● Exercise requirements: Copy out the whole listing exactly as written, leaving the pictures behind.

╭─ Listing

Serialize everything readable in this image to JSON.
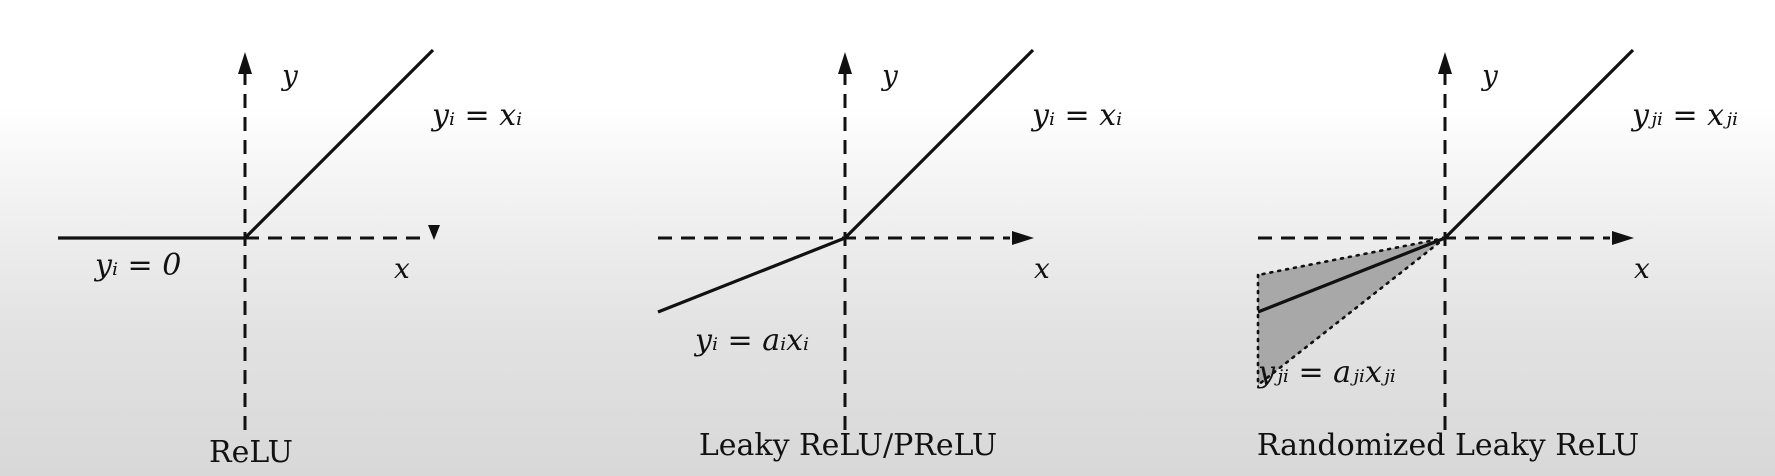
{
  "panels": [
    {
      "caption": "ReLU",
      "x_label": "x",
      "y_label": "y",
      "pos_eq": "yᵢ = xᵢ",
      "neg_eq": "yᵢ = 0"
    },
    {
      "caption": "Leaky ReLU/PReLU",
      "x_label": "x",
      "y_label": "y",
      "pos_eq": "yᵢ = xᵢ",
      "neg_eq": "yᵢ = aᵢxᵢ"
    },
    {
      "caption": "Randomized Leaky ReLU",
      "x_label": "x",
      "y_label": "y",
      "pos_eq": "yⱼᵢ = xⱼᵢ",
      "neg_eq": "yⱼᵢ = aⱼᵢxⱼᵢ"
    }
  ]
}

╰─

● The answer:
Serialize everything readable in this image to JSON.
{
  "panels": [
    {
      "caption": "ReLU",
      "x_label": "x",
      "y_label": "y",
      "pos_eq": "yᵢ = xᵢ",
      "neg_eq": "yᵢ = 0"
    },
    {
      "caption": "Leaky ReLU/PReLU",
      "x_label": "x",
      "y_label": "y",
      "pos_eq": "yᵢ = xᵢ",
      "neg_eq": "yᵢ = aᵢxᵢ"
    },
    {
      "caption": "Randomized Leaky ReLU",
      "x_label": "x",
      "y_label": "y",
      "pos_eq": "yⱼᵢ = xⱼᵢ",
      "neg_eq": "yⱼᵢ = aⱼᵢxⱼᵢ"
    }
  ]
}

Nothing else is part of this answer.